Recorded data
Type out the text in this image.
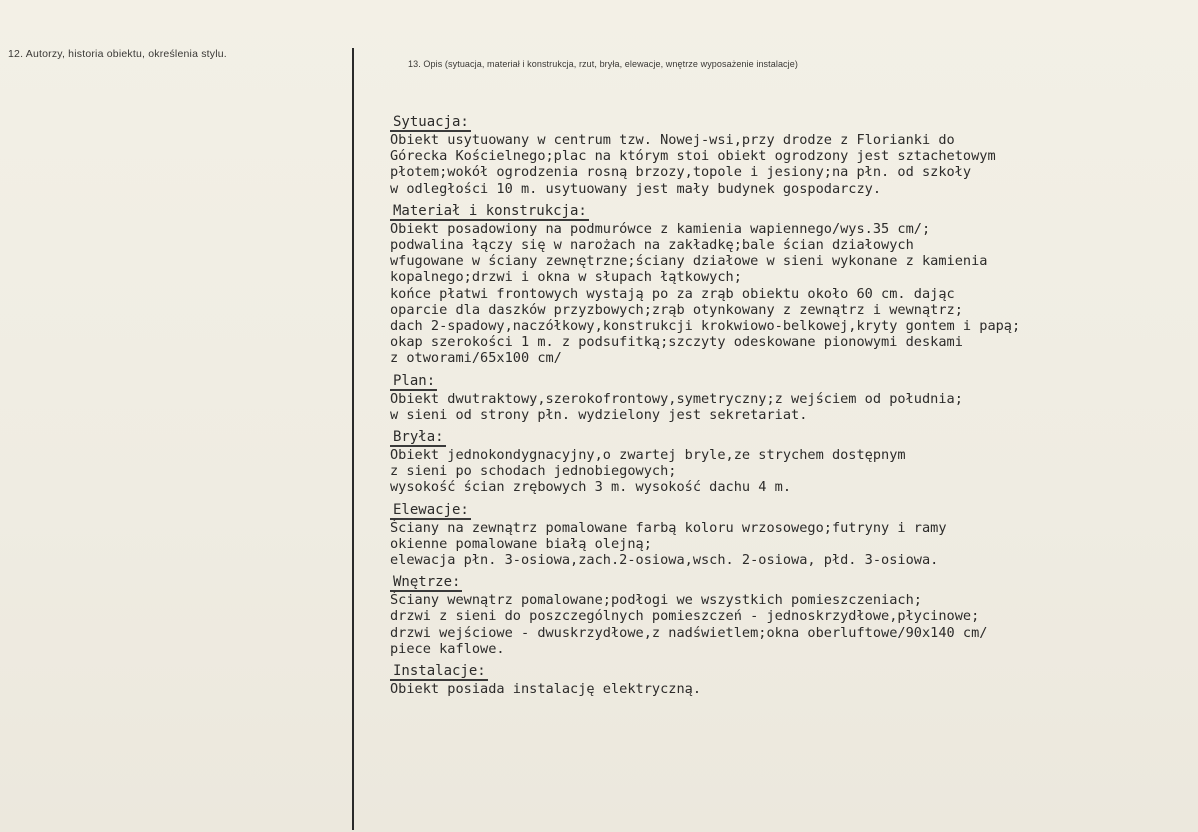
12. Autorzy, historia obiektu, określenia stylu.
13. Opis (sytuacja, materiał i konstrukcja, rzut, bryła, elewacje, wnętrze wyposażenie instalacje)
Sytuacja:
Obiekt usytuowany w centrum tzw. Nowej-wsi,przy drodze z Florianki do
Górecka Kościelnego;plac na którym stoi obiekt ogrodzony jest sztachetowym
płotem;wokół ogrodzenia rosną brzozy,topole i jesiony;na płn. od szkoły
w odległości 10 m. usytuowany jest mały budynek gospodarczy.
Materiał i konstrukcja:
Obiekt posadowiony na podmurówce z kamienia wapiennego/wys.35 cm/;
podwalina łączy się w narożach na zakładkę;bale ścian działowych
wfugowane w ściany zewnętrzne;ściany działowe w sieni wykonane z kamienia
kopalnego;drzwi i okna w słupach łątkowych;
końce płatwi frontowych wystają po za zrąb obiektu około 60 cm. dając
oparcie dla daszków przyzbowych;zrąb otynkowany z zewnątrz i wewnątrz;
dach 2-spadowy,naczółkowy,konstrukcji krokwiowo-belkowej,kryty gontem i papą;
okap szerokości 1 m. z podsufitką;szczyty odeskowane pionowymi deskami
z otworami/65x100 cm/
Plan:
Obiekt dwutraktowy,szerokofrontowy,symetryczny;z wejściem od południa;
w sieni od strony płn. wydzielony jest sekretariat.
Bryła:
Obiekt jednokondygnacyjny,o zwartej bryle,ze strychem dostępnym
z sieni po schodach jednobiegowych;
wysokość ścian zrębowych 3 m. wysokość dachu 4 m.
Elewacje:
Ściany na zewnątrz pomalowane farbą koloru wrzosowego;futryny i ramy
okienne pomalowane białą olejną;
elewacja płn. 3-osiowa,zach.2-osiowa,wsch. 2-osiowa, płd. 3-osiowa.
Wnętrze:
Ściany wewnątrz pomalowane;podłogi we wszystkich pomieszczeniach;
drzwi z sieni do poszczególnych pomieszczeń - jednoskrzydłowe,płycinowe;
drzwi wejściowe - dwuskrzydłowe,z nadświetlem;okna oberluftowe/90x140 cm/
piece kaflowe.
Instalacje:
Obiekt posiada instalację elektryczną.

> **The exercise**:
The material above must be printed exactly, with its pictures left out.

> **Result of this task**:
Type out the text in this image.
12. Autorzy, historia obiektu, określenia stylu.
13. Opis (sytuacja, materiał i konstrukcja, rzut, bryła, elewacje, wnętrze wyposażenie instalacje)
Sytuacja:
Obiekt usytuowany w centrum tzw. Nowej-wsi,przy drodze z Florianki do
Górecka Kościelnego;plac na którym stoi obiekt ogrodzony jest sztachetowym
płotem;wokół ogrodzenia rosną brzozy,topole i jesiony;na płn. od szkoły
w odległości 10 m. usytuowany jest mały budynek gospodarczy.
Materiał i konstrukcja:
Obiekt posadowiony na podmurówce z kamienia wapiennego/wys.35 cm/;
podwalina łączy się w narożach na zakładkę;bale ścian działowych
wfugowane w ściany zewnętrzne;ściany działowe w sieni wykonane z kamienia
kopalnego;drzwi i okna w słupach łątkowych;
końce płatwi frontowych wystają po za zrąb obiektu około 60 cm. dając
oparcie dla daszków przyzbowych;zrąb otynkowany z zewnątrz i wewnątrz;
dach 2-spadowy,naczółkowy,konstrukcji krokwiowo-belkowej,kryty gontem i papą;
okap szerokości 1 m. z podsufitką;szczyty odeskowane pionowymi deskami
z otworami/65x100 cm/
Plan:
Obiekt dwutraktowy,szerokofrontowy,symetryczny;z wejściem od południa;
w sieni od strony płn. wydzielony jest sekretariat.
Bryła:
Obiekt jednokondygnacyjny,o zwartej bryle,ze strychem dostępnym
z sieni po schodach jednobiegowych;
wysokość ścian zrębowych 3 m. wysokość dachu 4 m.
Elewacje:
Ściany na zewnątrz pomalowane farbą koloru wrzosowego;futryny i ramy
okienne pomalowane białą olejną;
elewacja płn. 3-osiowa,zach.2-osiowa,wsch. 2-osiowa, płd. 3-osiowa.
Wnętrze:
Ściany wewnątrz pomalowane;podłogi we wszystkich pomieszczeniach;
drzwi z sieni do poszczególnych pomieszczeń - jednoskrzydłowe,płycinowe;
drzwi wejściowe - dwuskrzydłowe,z nadświetlem;okna oberluftowe/90x140 cm/
piece kaflowe.
Instalacje:
Obiekt posiada instalację elektryczną.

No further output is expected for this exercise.